§ **AIM OF THE TASK**
Say how many lines contain the word "image" and give no other text.

## Begin EXERCISE INPUT

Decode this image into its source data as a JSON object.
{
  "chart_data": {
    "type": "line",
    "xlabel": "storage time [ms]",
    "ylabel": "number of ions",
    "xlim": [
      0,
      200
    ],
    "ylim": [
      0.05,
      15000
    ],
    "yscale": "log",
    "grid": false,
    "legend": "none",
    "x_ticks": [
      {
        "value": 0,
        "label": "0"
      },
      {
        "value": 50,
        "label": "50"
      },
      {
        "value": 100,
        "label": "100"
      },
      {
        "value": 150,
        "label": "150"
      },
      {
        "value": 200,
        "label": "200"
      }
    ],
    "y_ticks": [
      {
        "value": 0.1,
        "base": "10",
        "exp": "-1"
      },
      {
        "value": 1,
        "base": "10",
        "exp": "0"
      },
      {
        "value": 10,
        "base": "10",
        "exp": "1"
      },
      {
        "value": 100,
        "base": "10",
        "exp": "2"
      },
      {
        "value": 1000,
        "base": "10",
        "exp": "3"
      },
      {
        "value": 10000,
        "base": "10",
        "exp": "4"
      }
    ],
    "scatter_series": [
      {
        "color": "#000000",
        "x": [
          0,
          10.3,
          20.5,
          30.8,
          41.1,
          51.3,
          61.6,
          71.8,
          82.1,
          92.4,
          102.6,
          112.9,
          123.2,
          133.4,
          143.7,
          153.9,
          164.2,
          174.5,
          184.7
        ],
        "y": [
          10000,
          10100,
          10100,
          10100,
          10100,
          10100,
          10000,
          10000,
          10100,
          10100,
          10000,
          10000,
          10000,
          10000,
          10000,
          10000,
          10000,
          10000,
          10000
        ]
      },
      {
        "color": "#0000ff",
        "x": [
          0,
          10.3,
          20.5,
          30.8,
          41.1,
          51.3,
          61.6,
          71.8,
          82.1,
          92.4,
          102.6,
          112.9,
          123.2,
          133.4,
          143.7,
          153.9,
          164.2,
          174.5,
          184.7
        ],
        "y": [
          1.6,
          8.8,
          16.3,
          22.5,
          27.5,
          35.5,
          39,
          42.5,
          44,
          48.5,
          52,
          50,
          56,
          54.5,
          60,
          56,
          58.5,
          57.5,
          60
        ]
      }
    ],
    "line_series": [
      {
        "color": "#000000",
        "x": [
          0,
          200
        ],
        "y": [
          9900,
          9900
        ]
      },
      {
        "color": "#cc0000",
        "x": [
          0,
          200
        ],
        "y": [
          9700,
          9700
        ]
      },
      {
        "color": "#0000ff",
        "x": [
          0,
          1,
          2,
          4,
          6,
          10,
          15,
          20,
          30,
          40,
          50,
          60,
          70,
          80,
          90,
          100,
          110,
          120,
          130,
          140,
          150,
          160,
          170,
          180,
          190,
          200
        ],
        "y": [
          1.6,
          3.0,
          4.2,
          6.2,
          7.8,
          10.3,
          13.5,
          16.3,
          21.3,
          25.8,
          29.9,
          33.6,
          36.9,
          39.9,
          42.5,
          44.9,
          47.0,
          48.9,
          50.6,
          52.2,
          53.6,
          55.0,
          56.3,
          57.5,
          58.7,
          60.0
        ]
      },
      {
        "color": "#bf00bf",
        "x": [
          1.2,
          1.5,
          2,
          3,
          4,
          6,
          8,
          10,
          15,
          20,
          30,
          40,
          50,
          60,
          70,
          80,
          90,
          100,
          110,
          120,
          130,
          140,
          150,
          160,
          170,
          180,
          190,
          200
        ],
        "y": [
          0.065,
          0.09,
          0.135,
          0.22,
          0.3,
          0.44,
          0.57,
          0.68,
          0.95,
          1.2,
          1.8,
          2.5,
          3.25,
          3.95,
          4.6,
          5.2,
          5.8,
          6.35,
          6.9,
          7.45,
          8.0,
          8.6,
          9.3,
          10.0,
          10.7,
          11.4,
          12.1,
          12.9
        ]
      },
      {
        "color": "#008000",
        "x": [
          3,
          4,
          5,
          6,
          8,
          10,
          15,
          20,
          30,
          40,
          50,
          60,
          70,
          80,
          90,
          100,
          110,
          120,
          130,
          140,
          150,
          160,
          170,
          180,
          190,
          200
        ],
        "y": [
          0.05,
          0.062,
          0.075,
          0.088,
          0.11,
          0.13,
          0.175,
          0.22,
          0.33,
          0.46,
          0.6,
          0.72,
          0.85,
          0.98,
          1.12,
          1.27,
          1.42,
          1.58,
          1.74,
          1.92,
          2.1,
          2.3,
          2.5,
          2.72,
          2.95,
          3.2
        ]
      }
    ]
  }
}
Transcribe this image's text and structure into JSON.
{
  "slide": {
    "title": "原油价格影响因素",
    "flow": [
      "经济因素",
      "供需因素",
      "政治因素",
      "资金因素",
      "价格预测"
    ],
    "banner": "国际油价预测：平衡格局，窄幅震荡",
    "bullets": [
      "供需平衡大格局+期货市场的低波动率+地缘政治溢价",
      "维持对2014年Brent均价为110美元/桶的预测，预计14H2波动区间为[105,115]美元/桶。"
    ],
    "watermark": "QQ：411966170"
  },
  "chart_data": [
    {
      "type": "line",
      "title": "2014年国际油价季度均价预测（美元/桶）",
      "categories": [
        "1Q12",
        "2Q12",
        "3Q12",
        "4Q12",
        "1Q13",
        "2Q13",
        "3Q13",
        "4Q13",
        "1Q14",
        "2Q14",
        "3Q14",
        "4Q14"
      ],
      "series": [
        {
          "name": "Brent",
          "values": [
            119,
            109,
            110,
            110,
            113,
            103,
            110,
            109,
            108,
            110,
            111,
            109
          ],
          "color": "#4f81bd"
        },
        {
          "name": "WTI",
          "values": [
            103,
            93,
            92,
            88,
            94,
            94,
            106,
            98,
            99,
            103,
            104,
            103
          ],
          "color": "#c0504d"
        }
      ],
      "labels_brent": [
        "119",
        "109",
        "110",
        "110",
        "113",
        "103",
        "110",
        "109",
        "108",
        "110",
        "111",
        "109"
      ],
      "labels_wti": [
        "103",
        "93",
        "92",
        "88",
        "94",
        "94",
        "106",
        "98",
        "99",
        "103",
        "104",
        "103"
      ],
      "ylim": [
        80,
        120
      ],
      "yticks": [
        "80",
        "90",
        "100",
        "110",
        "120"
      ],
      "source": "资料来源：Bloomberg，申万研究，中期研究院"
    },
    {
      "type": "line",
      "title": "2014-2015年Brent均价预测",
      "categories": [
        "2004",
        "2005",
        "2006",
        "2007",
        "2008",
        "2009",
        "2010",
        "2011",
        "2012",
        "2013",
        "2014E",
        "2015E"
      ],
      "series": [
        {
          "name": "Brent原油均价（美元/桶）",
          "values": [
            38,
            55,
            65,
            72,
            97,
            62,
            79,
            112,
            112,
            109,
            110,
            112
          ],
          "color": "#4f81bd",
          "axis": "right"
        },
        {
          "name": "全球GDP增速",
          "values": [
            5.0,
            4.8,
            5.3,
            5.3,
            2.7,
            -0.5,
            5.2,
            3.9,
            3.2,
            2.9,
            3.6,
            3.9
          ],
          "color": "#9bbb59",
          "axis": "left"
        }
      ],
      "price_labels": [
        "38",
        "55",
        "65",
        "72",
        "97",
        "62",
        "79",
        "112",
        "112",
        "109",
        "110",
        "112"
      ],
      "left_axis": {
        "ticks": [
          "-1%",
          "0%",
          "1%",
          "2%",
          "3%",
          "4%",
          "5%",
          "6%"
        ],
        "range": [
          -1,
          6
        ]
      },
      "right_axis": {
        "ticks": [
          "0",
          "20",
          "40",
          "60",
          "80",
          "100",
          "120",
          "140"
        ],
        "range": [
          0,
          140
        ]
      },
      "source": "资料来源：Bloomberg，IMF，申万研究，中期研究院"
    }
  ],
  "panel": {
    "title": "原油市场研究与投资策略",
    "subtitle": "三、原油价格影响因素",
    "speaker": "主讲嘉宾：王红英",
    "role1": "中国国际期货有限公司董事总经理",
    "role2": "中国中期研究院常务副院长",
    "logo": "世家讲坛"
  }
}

## End EXERCISE INPUT

§ **SOLUTION BELOW**
2